— Start of Source excerpt —
A: What the Internal Revenue Service will question is whether you have actually separated from your employer’s service or whether you are technically still an employee. Assuming you aren’t receiving perks not available to other retirees of the company and that your work schedule isn’t dictated by the company, it appears that you could successfully argue that you meet the separation-from-service rule and do qualify for the tax-favored lump-sum distribution treatment.

If you had postponed your retirement until the day you reached age 59 1/2, you would have met a second IRS rule for determining whether 10-year averaging is allowed and you wouldn’t have faced quibbling over whether you are or aren’t separated from your employer’s service. The IRS says a distribution from a tax-qualified pension or profit-sharing plan qualifies for the favorable tax treatment (the ordinary income part of the distribution is taxed as if it were received evenly over 10 years, which reduces the tax owed) if it is paid 1) because of the employee’s separation from service; 2) after the employee reaches age 59 1/2, or 3) because of the employee’s death.

Since you are both alive and younger than 59 1/2, you must meet the separation-from-service test. In arguing your case, be sure to point out that your new home is quite distant from the location of your former employer’s offices. That would seem to indicate that the company doesn’t exercise control over how and when you work and that yours is not an employer-employee relationship.
— End of Source excerpt —
Copy the text of the pension distribution excerpt between "Since you are" and "an employer-employee relationship.", inclusive.
— Start of Stored data —
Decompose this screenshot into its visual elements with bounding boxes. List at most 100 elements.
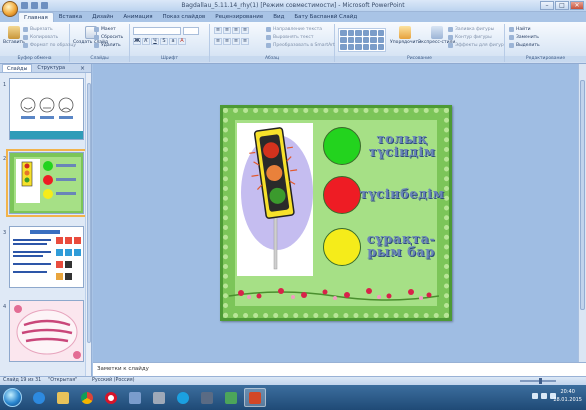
zoom-slider-knob[interactable] (539, 378, 542, 384)
font-color-button[interactable]: A (178, 38, 186, 45)
tab-outline[interactable]: Структура (33, 64, 69, 72)
delete-icon (94, 43, 99, 48)
taskbar-app[interactable] (148, 388, 170, 407)
minimize-button[interactable]: – (540, 1, 554, 10)
shape-fill-button[interactable]: Заливка фигуры (448, 27, 494, 32)
taskbar-explorer[interactable] (52, 388, 74, 407)
panel-tabs: Слайды Структура (0, 64, 91, 73)
underline-button[interactable]: Ч (151, 38, 159, 45)
slide-thumbnail-selected[interactable] (6, 149, 87, 217)
volume-icon[interactable] (541, 393, 547, 399)
chrome-icon (81, 391, 93, 404)
taskbar-app[interactable] (220, 388, 242, 407)
shadow-button[interactable]: a (169, 38, 177, 45)
reset-button[interactable]: Сбросить (94, 35, 123, 40)
taskbar-app[interactable] (124, 388, 146, 407)
tab-review[interactable]: Рецензирование (210, 12, 268, 22)
clock[interactable]: 20:40 28.01.2015 (553, 388, 582, 404)
tab-insert[interactable]: Вставка (54, 12, 87, 22)
align-text-icon (266, 35, 271, 40)
tab-slides[interactable]: Слайды (2, 64, 33, 72)
font-label: Шрифт (130, 56, 209, 62)
maximize-button[interactable]: □ (555, 1, 569, 10)
slides-label: Слайды (70, 56, 129, 62)
red-circle (323, 176, 361, 214)
align-text-button[interactable]: Выровнять текст (266, 35, 313, 40)
theme-name: "Открытая" (48, 378, 78, 383)
indent-increase-button[interactable]: ≡ (241, 27, 249, 34)
font-name-input[interactable] (133, 27, 181, 35)
taskbar: 20:40 28.01.2015 (0, 385, 586, 410)
align-center-button[interactable]: ≡ (223, 38, 231, 45)
text-direction-button[interactable]: Направление текста (266, 27, 322, 32)
office-button[interactable] (2, 1, 18, 17)
justify-button[interactable]: ≡ (241, 38, 249, 45)
cut-button[interactable]: Вырезать (23, 27, 53, 32)
strikethrough-button[interactable]: S (160, 38, 168, 45)
arrange-button[interactable]: Упорядочить (390, 26, 421, 45)
delete-slide-button[interactable]: Удалить (94, 43, 121, 48)
main-scrollbar[interactable] (578, 64, 586, 362)
drawing-group: Упорядочить Экспресс-стили Заливка фигур… (335, 24, 505, 62)
font-size-input[interactable] (183, 27, 199, 35)
indent-decrease-button[interactable]: ≡ (232, 27, 240, 34)
italic-button[interactable]: К (142, 38, 150, 45)
bullets-button[interactable]: ≡ (214, 27, 222, 34)
find-button[interactable]: Найти (509, 27, 531, 32)
window-controls: – □ ✕ (540, 1, 584, 10)
taskbar-chrome[interactable] (76, 388, 98, 407)
shapes-gallery[interactable] (338, 28, 386, 52)
brush-icon (23, 43, 28, 48)
tab-home[interactable]: Главная (18, 12, 54, 22)
tab-slideshow[interactable]: Показ слайдов (158, 12, 211, 22)
smartart-button[interactable]: Преобразовать в SmartArt (266, 43, 335, 48)
numbering-button[interactable]: ≡ (223, 27, 231, 34)
zoom-slider[interactable] (520, 380, 556, 382)
slide-number: 1 (3, 82, 7, 88)
taskbar-skype[interactable] (172, 388, 194, 407)
notes-pane[interactable]: Заметки к слайду (93, 362, 586, 376)
select-button[interactable]: Выделить (509, 43, 540, 48)
reset-icon (94, 35, 99, 40)
slide-thumbnail[interactable] (9, 300, 84, 362)
taskbar-app[interactable] (196, 388, 218, 407)
font-group: Ж К Ч S a A Шрифт (130, 24, 210, 62)
bold-button[interactable]: Ж (133, 38, 141, 45)
panel-close-icon[interactable]: × (80, 65, 85, 72)
app-icon (129, 391, 141, 404)
quick-styles-icon (430, 26, 443, 39)
traffic-light-icon (249, 127, 298, 270)
editing-label: Редактирование (505, 56, 586, 62)
replace-button[interactable]: Заменить (509, 35, 539, 40)
shape-effects-button[interactable]: Эффекты для фигур (448, 43, 504, 48)
drawing-label: Рисование (335, 56, 504, 62)
layout-button[interactable]: Макет (94, 27, 116, 32)
layout-icon (94, 27, 99, 32)
tab-view[interactable]: Вид (268, 12, 289, 22)
format-painter-button[interactable]: Формат по образцу (23, 43, 76, 48)
copy-button[interactable]: Копировать (23, 35, 58, 40)
network-icon[interactable] (532, 393, 538, 399)
taskbar-opera[interactable] (100, 388, 122, 407)
start-button[interactable] (3, 388, 22, 407)
taskbar-ie[interactable] (28, 388, 50, 407)
paragraph-group: ≡ ≡ ≡ ≡ ≡ ≡ ≡ ≡ Направление текста Выров… (210, 24, 335, 62)
shape-outline-button[interactable]: Контур фигуры (448, 35, 492, 40)
tab-animation[interactable]: Анимация (118, 12, 157, 22)
tab-addin[interactable]: Бату Баспанвй Слайд (289, 12, 362, 22)
paste-button[interactable]: Вставить (3, 26, 25, 45)
scissors-icon (23, 27, 28, 32)
current-slide[interactable]: толық түсіндім түсінбедім сұрақта-рым ба… (220, 105, 452, 321)
slide-thumbnail[interactable] (9, 226, 84, 288)
thumbnail-scrollbar[interactable] (85, 73, 91, 376)
label-not-understood: түсінбедім (359, 187, 445, 202)
language-indicator[interactable]: Русский (Россия) (92, 378, 135, 383)
slide-thumbnail[interactable] (9, 78, 84, 140)
tab-design[interactable]: Дизайн (87, 12, 118, 22)
paragraph-label: Абзац (210, 56, 334, 62)
opera-icon (105, 391, 117, 404)
align-left-button[interactable]: ≡ (214, 38, 222, 45)
taskbar-powerpoint[interactable] (244, 388, 266, 407)
close-button[interactable]: ✕ (570, 1, 584, 10)
align-right-button[interactable]: ≡ (232, 38, 240, 45)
— End of Stored data —
■ Expected answer
Since you are both alive and younger than 59 1/2, you must meet the separation-from-service test. In arguing your case, be sure to point out that your new home is quite distant from the location of your former employer’s offices. That would seem to indicate that the company doesn’t exercise control over how and when you work and that yours is not an employer-employee relationship.